§ EXERCISE DIRECTIONS:
Can you quote the records below in full, word for word?

§ LISTED RECORDS:
****************************************
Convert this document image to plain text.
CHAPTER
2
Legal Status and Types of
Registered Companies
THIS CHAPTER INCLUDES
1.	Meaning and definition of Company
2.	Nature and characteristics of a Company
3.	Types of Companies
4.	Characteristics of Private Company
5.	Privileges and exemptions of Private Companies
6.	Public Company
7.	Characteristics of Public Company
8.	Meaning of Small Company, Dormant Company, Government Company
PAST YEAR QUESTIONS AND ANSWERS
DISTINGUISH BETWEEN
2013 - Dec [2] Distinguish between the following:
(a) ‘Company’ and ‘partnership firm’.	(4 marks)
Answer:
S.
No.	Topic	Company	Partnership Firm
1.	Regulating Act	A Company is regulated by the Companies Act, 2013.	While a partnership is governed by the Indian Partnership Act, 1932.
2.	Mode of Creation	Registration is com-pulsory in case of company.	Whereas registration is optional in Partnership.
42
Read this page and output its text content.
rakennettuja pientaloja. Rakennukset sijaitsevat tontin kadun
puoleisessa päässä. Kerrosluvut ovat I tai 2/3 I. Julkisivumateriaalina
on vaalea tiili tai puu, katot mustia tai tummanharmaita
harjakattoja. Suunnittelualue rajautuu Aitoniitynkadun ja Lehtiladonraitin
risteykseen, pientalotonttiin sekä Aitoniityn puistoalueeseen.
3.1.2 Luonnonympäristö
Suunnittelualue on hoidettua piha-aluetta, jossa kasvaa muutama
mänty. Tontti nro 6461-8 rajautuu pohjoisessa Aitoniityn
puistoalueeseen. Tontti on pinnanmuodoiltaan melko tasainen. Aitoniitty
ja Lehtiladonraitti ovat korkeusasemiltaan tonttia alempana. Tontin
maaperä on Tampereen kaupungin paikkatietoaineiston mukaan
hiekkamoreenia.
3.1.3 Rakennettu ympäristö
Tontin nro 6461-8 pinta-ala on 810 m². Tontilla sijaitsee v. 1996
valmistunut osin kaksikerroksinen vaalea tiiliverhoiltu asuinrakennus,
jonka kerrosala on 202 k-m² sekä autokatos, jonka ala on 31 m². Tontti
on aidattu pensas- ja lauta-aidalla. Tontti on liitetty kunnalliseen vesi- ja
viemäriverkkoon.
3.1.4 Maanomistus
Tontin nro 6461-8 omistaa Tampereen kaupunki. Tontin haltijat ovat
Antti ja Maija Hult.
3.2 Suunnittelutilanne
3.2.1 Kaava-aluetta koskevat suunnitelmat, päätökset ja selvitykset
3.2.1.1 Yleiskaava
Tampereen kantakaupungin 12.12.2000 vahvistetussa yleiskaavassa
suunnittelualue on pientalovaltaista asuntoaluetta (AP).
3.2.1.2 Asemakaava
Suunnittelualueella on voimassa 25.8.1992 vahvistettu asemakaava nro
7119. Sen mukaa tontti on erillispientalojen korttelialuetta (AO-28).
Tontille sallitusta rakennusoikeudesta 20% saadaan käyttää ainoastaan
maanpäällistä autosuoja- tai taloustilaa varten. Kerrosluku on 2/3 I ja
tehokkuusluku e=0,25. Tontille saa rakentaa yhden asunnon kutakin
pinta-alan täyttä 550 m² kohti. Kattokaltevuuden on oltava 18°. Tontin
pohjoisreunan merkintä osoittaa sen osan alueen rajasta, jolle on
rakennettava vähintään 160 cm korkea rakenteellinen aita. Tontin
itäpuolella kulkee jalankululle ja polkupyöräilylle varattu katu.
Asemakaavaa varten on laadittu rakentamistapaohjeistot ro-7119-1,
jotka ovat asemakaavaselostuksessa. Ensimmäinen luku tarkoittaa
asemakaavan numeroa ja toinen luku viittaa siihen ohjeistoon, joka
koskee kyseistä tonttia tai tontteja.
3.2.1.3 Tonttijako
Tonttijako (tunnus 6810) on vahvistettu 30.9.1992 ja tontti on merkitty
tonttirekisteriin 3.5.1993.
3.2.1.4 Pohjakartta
****************************************
§ THE OUTPUT:
Convert this document image to plain text.
CHAPTER
2
Legal Status and Types of
Registered Companies
THIS CHAPTER INCLUDES
1.	Meaning and definition of Company
2.	Nature and characteristics of a Company
3.	Types of Companies
4.	Characteristics of Private Company
5.	Privileges and exemptions of Private Companies
6.	Public Company
7.	Characteristics of Public Company
8.	Meaning of Small Company, Dormant Company, Government Company
PAST YEAR QUESTIONS AND ANSWERS
DISTINGUISH BETWEEN
2013 - Dec [2] Distinguish between the following:
(a) ‘Company’ and ‘partnership firm’.	(4 marks)
Answer:
S.
No.	Topic	Company	Partnership Firm
1.	Regulating Act	A Company is regulated by the Companies Act, 2013.	While a partnership is governed by the Indian Partnership Act, 1932.
2.	Mode of Creation	Registration is com-pulsory in case of company.	Whereas registration is optional in Partnership.
42
Read this page and output its text content.
rakennettuja pientaloja. Rakennukset sijaitsevat tontin kadun
puoleisessa päässä. Kerrosluvut ovat I tai 2/3 I. Julkisivumateriaalina
on vaalea tiili tai puu, katot mustia tai tummanharmaita
harjakattoja. Suunnittelualue rajautuu Aitoniitynkadun ja Lehtiladonraitin
risteykseen, pientalotonttiin sekä Aitoniityn puistoalueeseen.
3.1.2 Luonnonympäristö
Suunnittelualue on hoidettua piha-aluetta, jossa kasvaa muutama
mänty. Tontti nro 6461-8 rajautuu pohjoisessa Aitoniityn
puistoalueeseen. Tontti on pinnanmuodoiltaan melko tasainen. Aitoniitty
ja Lehtiladonraitti ovat korkeusasemiltaan tonttia alempana. Tontin
maaperä on Tampereen kaupungin paikkatietoaineiston mukaan
hiekkamoreenia.
3.1.3 Rakennettu ympäristö
Tontin nro 6461-8 pinta-ala on 810 m². Tontilla sijaitsee v. 1996
valmistunut osin kaksikerroksinen vaalea tiiliverhoiltu asuinrakennus,
jonka kerrosala on 202 k-m² sekä autokatos, jonka ala on 31 m². Tontti
on aidattu pensas- ja lauta-aidalla. Tontti on liitetty kunnalliseen vesi- ja
viemäriverkkoon.
3.1.4 Maanomistus
Tontin nro 6461-8 omistaa Tampereen kaupunki. Tontin haltijat ovat
Antti ja Maija Hult.
3.2 Suunnittelutilanne
3.2.1 Kaava-aluetta koskevat suunnitelmat, päätökset ja selvitykset
3.2.1.1 Yleiskaava
Tampereen kantakaupungin 12.12.2000 vahvistetussa yleiskaavassa
suunnittelualue on pientalovaltaista asuntoaluetta (AP).
3.2.1.2 Asemakaava
Suunnittelualueella on voimassa 25.8.1992 vahvistettu asemakaava nro
7119. Sen mukaa tontti on erillispientalojen korttelialuetta (AO-28).
Tontille sallitusta rakennusoikeudesta 20% saadaan käyttää ainoastaan
maanpäällistä autosuoja- tai taloustilaa varten. Kerrosluku on 2/3 I ja
tehokkuusluku e=0,25. Tontille saa rakentaa yhden asunnon kutakin
pinta-alan täyttä 550 m² kohti. Kattokaltevuuden on oltava 18°. Tontin
pohjoisreunan merkintä osoittaa sen osan alueen rajasta, jolle on
rakennettava vähintään 160 cm korkea rakenteellinen aita. Tontin
itäpuolella kulkee jalankululle ja polkupyöräilylle varattu katu.
Asemakaavaa varten on laadittu rakentamistapaohjeistot ro-7119-1,
jotka ovat asemakaavaselostuksessa. Ensimmäinen luku tarkoittaa
asemakaavan numeroa ja toinen luku viittaa siihen ohjeistoon, joka
koskee kyseistä tonttia tai tontteja.
3.2.1.3 Tonttijako
Tonttijako (tunnus 6810) on vahvistettu 30.9.1992 ja tontti on merkitty
tonttirekisteriin 3.5.1993.
3.2.1.4 Pohjakartta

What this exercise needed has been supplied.